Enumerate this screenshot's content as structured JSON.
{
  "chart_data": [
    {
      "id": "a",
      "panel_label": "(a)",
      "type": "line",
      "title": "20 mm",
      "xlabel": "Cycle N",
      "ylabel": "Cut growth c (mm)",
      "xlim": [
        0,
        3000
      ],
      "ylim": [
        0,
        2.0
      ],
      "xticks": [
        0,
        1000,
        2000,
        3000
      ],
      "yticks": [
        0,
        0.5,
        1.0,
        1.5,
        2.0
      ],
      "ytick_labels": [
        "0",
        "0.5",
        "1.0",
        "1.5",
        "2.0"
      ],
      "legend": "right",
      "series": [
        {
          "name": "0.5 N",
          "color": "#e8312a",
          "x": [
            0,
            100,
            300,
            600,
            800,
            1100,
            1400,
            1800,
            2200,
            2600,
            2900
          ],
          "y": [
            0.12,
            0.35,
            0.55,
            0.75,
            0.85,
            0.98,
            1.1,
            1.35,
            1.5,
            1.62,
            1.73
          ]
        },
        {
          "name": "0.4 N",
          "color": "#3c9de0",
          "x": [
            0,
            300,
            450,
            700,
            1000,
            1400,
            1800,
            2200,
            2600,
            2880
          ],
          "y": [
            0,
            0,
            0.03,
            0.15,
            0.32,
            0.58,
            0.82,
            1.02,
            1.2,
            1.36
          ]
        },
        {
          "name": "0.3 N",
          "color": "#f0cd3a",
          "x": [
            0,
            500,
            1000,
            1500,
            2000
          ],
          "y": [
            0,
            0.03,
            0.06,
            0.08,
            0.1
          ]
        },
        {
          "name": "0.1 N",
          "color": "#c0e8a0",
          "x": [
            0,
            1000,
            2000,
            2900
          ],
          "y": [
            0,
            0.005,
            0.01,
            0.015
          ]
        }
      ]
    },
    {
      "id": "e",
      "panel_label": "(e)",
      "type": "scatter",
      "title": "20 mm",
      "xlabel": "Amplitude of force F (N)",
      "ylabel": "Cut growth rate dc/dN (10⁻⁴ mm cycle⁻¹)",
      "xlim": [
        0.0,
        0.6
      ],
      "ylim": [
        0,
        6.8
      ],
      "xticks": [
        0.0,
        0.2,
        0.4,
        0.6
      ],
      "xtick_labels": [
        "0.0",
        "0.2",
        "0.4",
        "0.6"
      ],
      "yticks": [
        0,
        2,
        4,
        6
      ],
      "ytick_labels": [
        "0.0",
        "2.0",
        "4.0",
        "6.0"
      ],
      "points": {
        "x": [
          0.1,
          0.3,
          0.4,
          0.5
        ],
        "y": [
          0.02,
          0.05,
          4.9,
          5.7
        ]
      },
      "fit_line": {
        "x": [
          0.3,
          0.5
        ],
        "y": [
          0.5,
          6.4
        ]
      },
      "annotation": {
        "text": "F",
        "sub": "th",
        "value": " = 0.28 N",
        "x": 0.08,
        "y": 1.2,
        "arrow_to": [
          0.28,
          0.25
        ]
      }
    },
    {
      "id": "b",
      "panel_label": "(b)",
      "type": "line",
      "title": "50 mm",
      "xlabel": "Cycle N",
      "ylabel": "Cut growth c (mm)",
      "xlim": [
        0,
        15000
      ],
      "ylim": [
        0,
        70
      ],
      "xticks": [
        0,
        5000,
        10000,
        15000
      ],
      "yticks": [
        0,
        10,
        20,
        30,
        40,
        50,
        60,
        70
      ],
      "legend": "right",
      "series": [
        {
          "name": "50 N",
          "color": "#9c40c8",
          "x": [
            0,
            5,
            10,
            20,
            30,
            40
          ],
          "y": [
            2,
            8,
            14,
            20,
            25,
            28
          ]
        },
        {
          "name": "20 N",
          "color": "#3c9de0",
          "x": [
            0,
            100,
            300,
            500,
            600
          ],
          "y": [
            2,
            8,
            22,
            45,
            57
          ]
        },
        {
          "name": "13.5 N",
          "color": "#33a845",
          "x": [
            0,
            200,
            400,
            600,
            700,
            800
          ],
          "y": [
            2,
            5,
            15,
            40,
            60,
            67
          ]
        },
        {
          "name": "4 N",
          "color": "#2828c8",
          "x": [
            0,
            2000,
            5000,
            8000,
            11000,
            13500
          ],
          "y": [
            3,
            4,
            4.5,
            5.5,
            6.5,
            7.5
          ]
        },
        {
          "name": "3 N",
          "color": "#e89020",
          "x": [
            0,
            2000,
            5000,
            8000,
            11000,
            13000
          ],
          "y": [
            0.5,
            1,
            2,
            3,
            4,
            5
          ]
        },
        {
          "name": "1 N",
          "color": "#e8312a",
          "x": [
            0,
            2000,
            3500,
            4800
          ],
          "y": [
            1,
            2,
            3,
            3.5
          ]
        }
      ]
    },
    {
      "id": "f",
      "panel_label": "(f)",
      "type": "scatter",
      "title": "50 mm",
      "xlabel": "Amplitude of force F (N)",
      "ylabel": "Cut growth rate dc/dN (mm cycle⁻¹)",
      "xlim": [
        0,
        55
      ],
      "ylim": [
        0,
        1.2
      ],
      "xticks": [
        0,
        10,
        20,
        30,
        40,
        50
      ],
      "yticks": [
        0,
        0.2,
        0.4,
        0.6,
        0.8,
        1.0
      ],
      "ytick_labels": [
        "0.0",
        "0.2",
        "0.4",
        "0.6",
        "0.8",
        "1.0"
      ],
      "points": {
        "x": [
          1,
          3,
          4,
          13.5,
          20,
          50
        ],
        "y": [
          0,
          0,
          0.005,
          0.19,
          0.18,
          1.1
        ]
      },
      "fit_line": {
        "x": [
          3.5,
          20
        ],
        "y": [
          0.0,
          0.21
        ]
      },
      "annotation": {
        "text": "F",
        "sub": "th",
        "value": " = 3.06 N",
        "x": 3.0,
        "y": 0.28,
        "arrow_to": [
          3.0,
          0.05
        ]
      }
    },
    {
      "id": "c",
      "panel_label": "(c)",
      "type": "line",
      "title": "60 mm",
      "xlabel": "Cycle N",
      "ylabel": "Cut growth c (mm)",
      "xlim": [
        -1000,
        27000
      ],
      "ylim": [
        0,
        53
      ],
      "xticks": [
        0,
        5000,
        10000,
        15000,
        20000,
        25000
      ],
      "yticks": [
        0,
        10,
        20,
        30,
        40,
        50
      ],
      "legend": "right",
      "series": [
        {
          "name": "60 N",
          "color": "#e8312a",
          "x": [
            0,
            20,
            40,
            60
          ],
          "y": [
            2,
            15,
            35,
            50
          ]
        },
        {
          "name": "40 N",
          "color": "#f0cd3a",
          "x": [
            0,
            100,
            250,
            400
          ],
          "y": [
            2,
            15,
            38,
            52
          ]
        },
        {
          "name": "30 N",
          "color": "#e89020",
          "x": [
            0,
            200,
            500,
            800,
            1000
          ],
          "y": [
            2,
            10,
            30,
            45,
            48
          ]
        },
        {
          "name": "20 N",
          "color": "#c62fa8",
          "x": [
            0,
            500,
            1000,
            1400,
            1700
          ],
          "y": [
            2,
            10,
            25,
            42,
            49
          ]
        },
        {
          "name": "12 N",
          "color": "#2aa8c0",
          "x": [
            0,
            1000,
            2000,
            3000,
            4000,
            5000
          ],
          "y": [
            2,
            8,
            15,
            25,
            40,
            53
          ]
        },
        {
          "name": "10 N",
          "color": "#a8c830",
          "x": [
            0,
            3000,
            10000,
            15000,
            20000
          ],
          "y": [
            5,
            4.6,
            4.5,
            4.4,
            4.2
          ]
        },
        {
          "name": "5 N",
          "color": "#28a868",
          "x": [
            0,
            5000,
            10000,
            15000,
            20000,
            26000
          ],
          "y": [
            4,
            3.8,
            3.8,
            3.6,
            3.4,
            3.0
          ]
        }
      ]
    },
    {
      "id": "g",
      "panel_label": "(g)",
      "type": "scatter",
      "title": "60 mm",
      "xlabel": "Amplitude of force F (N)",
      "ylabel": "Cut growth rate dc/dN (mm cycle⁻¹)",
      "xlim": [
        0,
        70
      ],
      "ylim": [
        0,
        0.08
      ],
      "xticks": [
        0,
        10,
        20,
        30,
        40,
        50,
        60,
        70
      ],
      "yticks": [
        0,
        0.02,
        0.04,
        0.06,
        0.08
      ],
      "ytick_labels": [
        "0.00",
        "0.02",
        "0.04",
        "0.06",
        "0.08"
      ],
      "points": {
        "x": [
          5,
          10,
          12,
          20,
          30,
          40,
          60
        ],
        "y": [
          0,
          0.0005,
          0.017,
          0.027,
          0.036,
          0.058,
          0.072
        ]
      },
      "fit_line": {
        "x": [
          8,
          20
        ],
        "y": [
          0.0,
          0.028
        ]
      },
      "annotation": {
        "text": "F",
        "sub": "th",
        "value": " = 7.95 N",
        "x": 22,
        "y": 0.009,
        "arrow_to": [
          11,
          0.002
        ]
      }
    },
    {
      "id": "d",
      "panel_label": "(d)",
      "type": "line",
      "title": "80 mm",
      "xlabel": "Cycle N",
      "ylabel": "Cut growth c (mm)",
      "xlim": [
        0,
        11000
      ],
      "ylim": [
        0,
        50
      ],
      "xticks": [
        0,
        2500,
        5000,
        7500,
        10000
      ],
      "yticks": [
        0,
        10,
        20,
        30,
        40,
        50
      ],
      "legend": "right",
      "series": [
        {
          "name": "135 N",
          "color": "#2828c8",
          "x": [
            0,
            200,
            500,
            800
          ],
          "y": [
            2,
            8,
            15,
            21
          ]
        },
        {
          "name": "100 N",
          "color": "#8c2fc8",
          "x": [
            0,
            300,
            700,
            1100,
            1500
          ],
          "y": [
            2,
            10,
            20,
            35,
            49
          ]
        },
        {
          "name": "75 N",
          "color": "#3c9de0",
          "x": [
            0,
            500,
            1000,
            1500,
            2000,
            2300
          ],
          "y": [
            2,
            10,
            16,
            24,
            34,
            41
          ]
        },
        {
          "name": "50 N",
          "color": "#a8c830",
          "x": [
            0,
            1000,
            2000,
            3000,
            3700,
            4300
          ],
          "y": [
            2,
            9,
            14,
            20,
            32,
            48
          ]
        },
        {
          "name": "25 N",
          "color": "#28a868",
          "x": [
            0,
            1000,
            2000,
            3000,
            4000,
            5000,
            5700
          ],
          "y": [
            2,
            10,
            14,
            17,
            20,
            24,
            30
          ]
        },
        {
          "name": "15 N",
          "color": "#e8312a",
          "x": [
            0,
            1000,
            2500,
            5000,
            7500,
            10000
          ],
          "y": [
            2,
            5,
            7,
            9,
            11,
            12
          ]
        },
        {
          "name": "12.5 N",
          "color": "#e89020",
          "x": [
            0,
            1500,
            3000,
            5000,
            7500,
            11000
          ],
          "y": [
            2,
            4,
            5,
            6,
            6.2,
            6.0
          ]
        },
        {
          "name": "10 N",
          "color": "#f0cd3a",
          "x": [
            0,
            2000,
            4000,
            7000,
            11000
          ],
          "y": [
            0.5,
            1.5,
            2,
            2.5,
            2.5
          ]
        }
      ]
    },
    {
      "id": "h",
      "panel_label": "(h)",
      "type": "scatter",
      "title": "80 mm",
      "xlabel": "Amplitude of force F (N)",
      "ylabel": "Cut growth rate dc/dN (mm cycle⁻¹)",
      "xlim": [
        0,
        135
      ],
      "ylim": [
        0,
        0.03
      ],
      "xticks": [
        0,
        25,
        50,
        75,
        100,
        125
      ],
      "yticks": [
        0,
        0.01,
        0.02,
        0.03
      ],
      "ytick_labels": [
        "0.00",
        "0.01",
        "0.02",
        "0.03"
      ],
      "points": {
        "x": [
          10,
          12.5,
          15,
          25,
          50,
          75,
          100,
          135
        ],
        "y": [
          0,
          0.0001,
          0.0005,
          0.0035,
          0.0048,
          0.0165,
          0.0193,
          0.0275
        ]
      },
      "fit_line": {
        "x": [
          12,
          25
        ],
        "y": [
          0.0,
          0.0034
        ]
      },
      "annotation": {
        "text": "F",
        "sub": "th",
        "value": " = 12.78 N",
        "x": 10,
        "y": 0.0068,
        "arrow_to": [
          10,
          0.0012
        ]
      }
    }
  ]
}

▶ **WORK REQUIRED**: Give only the number of lines in the data that hold the string "value".

▶ **RIGHT ANSWER**: 4